What you should do
Repeat the records below exactly as they appear.

◆ ◆ ◆ ◆ ◆ ◆ ◆

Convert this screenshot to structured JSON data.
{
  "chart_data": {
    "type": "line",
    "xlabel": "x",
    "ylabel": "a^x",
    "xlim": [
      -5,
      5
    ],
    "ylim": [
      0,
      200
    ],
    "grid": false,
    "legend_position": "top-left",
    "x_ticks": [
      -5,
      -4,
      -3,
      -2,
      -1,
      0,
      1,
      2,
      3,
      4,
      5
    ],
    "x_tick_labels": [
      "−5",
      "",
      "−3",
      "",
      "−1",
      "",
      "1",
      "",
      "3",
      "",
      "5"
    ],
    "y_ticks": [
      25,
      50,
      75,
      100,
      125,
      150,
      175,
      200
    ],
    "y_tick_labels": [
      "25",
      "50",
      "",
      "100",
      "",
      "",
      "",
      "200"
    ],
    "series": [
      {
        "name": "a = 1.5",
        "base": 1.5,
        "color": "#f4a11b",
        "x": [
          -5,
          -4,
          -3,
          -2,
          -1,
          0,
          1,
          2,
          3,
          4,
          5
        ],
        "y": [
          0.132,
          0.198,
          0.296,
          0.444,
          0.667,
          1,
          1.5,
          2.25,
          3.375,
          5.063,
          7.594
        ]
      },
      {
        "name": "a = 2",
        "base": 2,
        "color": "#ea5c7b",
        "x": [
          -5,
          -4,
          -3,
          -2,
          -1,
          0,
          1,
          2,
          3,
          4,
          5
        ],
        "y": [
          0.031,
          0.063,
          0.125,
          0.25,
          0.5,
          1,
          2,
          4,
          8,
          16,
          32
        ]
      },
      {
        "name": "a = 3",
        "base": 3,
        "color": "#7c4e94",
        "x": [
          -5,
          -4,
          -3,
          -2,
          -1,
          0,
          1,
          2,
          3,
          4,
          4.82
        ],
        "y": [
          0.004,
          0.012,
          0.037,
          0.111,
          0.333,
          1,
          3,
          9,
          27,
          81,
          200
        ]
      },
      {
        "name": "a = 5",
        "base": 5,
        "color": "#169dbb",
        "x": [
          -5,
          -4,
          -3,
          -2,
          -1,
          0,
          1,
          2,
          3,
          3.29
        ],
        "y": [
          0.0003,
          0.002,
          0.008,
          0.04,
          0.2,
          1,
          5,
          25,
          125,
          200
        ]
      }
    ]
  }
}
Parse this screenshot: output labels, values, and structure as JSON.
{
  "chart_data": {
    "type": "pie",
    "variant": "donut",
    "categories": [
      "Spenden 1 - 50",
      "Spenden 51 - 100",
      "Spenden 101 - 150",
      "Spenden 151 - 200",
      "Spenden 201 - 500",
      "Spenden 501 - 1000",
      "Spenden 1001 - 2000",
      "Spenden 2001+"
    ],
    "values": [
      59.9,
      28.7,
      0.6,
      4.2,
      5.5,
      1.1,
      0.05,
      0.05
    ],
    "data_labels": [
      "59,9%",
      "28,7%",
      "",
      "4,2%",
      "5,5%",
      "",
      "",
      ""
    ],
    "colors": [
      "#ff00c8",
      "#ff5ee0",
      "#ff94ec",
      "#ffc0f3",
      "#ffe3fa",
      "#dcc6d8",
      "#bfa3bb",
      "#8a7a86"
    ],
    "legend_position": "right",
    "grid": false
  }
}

◆ ◆ ◆ ◆ ◆ ◆ ◆

Exercise result
Convert this screenshot to structured JSON data.
{
  "chart_data": {
    "type": "line",
    "xlabel": "x",
    "ylabel": "a^x",
    "xlim": [
      -5,
      5
    ],
    "ylim": [
      0,
      200
    ],
    "grid": false,
    "legend_position": "top-left",
    "x_ticks": [
      -5,
      -4,
      -3,
      -2,
      -1,
      0,
      1,
      2,
      3,
      4,
      5
    ],
    "x_tick_labels": [
      "−5",
      "",
      "−3",
      "",
      "−1",
      "",
      "1",
      "",
      "3",
      "",
      "5"
    ],
    "y_ticks": [
      25,
      50,
      75,
      100,
      125,
      150,
      175,
      200
    ],
    "y_tick_labels": [
      "25",
      "50",
      "",
      "100",
      "",
      "",
      "",
      "200"
    ],
    "series": [
      {
        "name": "a = 1.5",
        "base": 1.5,
        "color": "#f4a11b",
        "x": [
          -5,
          -4,
          -3,
          -2,
          -1,
          0,
          1,
          2,
          3,
          4,
          5
        ],
        "y": [
          0.132,
          0.198,
          0.296,
          0.444,
          0.667,
          1,
          1.5,
          2.25,
          3.375,
          5.063,
          7.594
        ]
      },
      {
        "name": "a = 2",
        "base": 2,
        "color": "#ea5c7b",
        "x": [
          -5,
          -4,
          -3,
          -2,
          -1,
          0,
          1,
          2,
          3,
          4,
          5
        ],
        "y": [
          0.031,
          0.063,
          0.125,
          0.25,
          0.5,
          1,
          2,
          4,
          8,
          16,
          32
        ]
      },
      {
        "name": "a = 3",
        "base": 3,
        "color": "#7c4e94",
        "x": [
          -5,
          -4,
          -3,
          -2,
          -1,
          0,
          1,
          2,
          3,
          4,
          4.82
        ],
        "y": [
          0.004,
          0.012,
          0.037,
          0.111,
          0.333,
          1,
          3,
          9,
          27,
          81,
          200
        ]
      },
      {
        "name": "a = 5",
        "base": 5,
        "color": "#169dbb",
        "x": [
          -5,
          -4,
          -3,
          -2,
          -1,
          0,
          1,
          2,
          3,
          3.29
        ],
        "y": [
          0.0003,
          0.002,
          0.008,
          0.04,
          0.2,
          1,
          5,
          25,
          125,
          200
        ]
      }
    ]
  }
}
Parse this screenshot: output labels, values, and structure as JSON.
{
  "chart_data": {
    "type": "pie",
    "variant": "donut",
    "categories": [
      "Spenden 1 - 50",
      "Spenden 51 - 100",
      "Spenden 101 - 150",
      "Spenden 151 - 200",
      "Spenden 201 - 500",
      "Spenden 501 - 1000",
      "Spenden 1001 - 2000",
      "Spenden 2001+"
    ],
    "values": [
      59.9,
      28.7,
      0.6,
      4.2,
      5.5,
      1.1,
      0.05,
      0.05
    ],
    "data_labels": [
      "59,9%",
      "28,7%",
      "",
      "4,2%",
      "5,5%",
      "",
      "",
      ""
    ],
    "colors": [
      "#ff00c8",
      "#ff5ee0",
      "#ff94ec",
      "#ffc0f3",
      "#ffe3fa",
      "#dcc6d8",
      "#bfa3bb",
      "#8a7a86"
    ],
    "legend_position": "right",
    "grid": false
  }
}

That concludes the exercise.